▶ _Problem details_
Filter these entries, keeping only lines that hold the word "name".

Data tied to figure images:
— Begin —

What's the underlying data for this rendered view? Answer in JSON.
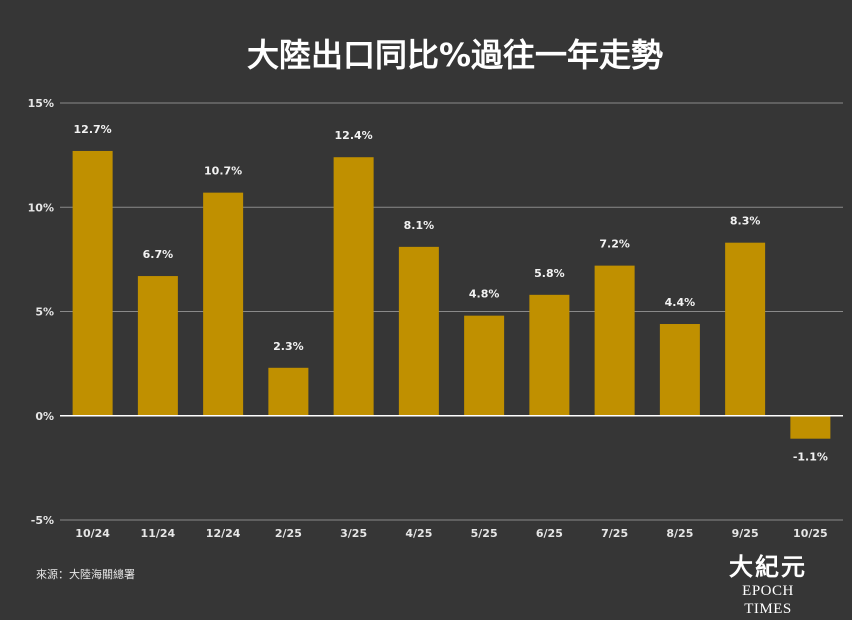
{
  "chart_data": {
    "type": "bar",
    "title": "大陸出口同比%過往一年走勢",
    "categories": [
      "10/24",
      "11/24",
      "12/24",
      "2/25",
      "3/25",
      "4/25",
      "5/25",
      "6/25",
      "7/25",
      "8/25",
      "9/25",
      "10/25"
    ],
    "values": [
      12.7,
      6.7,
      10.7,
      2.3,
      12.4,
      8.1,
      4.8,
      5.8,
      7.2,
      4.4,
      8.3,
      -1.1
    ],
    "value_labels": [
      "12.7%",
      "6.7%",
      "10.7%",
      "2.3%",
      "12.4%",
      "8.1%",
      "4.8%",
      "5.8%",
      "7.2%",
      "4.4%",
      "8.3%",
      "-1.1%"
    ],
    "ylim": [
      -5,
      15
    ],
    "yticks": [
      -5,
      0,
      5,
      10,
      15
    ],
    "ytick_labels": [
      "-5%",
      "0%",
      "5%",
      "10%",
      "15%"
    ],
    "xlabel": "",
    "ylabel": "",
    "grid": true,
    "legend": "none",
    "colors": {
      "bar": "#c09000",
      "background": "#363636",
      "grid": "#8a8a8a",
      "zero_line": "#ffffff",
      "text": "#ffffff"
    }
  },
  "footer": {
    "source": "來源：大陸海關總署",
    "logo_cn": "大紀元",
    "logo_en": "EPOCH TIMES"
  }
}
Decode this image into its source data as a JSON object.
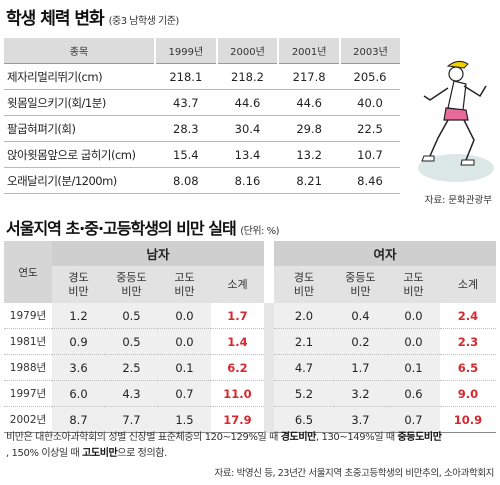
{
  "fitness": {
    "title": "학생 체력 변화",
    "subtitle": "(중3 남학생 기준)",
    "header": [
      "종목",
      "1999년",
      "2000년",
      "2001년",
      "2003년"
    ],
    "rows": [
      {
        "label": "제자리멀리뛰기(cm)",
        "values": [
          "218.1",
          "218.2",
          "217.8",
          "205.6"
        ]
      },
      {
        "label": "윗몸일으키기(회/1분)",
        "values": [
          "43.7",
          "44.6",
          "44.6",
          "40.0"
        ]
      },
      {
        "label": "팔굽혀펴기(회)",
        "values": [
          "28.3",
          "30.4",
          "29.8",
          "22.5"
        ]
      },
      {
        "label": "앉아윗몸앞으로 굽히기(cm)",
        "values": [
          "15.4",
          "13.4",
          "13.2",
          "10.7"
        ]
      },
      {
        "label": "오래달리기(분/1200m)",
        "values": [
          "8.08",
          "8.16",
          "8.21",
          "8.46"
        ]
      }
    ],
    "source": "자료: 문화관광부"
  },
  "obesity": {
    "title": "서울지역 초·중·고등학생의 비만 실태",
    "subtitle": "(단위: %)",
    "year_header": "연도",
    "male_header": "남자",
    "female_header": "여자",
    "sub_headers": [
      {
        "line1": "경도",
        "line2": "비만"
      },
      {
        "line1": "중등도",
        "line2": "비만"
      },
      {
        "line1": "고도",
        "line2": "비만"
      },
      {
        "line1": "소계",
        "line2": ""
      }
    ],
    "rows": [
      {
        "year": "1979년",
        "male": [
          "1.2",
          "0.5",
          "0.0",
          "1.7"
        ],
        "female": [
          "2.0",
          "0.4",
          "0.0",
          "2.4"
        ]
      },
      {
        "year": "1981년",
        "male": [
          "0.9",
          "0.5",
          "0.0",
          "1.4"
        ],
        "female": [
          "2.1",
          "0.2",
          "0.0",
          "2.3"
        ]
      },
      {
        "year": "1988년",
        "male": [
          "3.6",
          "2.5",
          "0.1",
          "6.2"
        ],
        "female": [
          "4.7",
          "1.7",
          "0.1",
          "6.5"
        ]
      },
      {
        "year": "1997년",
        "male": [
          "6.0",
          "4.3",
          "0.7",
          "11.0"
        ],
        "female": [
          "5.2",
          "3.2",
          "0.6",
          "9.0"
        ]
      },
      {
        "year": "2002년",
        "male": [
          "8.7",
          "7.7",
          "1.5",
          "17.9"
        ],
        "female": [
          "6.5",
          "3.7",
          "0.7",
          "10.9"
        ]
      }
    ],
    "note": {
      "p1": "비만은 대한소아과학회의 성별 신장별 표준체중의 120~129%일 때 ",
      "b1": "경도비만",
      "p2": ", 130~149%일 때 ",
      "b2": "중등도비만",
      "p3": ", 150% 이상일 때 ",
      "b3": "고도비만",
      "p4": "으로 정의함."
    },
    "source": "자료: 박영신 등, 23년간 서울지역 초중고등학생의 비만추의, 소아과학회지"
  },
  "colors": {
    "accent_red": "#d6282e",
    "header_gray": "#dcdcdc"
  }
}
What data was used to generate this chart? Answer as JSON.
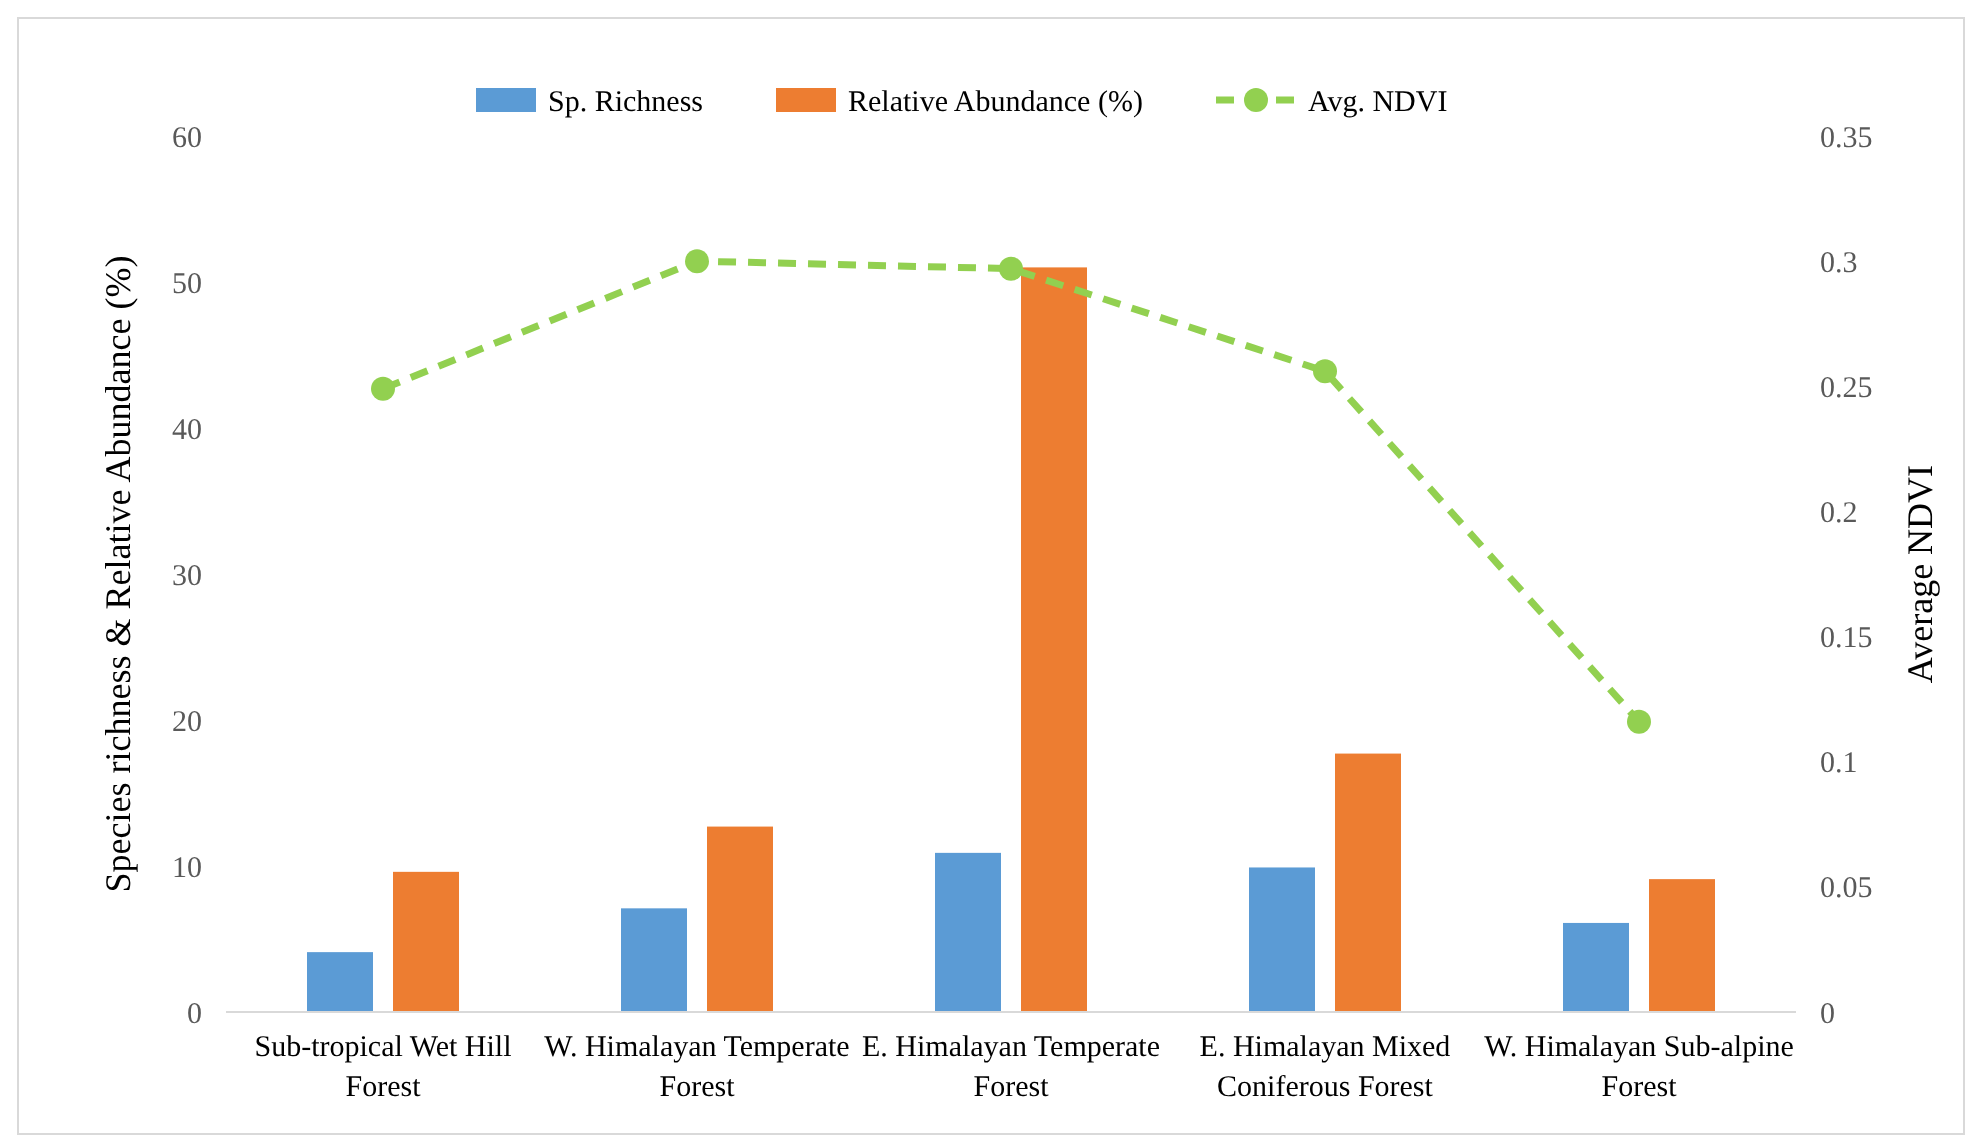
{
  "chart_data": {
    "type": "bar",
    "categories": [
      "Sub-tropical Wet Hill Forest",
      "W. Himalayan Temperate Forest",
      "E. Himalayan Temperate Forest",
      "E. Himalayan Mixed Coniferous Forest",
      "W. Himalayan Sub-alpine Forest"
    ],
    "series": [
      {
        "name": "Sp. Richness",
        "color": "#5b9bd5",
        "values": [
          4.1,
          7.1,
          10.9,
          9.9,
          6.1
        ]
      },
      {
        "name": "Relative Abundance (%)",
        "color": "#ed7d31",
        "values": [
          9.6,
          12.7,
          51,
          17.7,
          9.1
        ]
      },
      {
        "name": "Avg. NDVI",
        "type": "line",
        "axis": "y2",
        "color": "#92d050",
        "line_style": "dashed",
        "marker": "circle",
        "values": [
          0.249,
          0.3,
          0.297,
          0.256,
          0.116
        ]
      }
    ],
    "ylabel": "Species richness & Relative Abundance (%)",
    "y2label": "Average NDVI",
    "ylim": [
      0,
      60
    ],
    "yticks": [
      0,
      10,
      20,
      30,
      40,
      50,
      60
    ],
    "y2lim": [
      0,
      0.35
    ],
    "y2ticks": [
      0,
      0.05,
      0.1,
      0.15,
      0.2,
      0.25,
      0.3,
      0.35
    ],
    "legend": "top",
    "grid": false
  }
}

— End —

▶ _The completed task_
        "name": "Sp. Richness",
        "name": "Relative Abundance (%)",
        "name": "Avg. NDVI",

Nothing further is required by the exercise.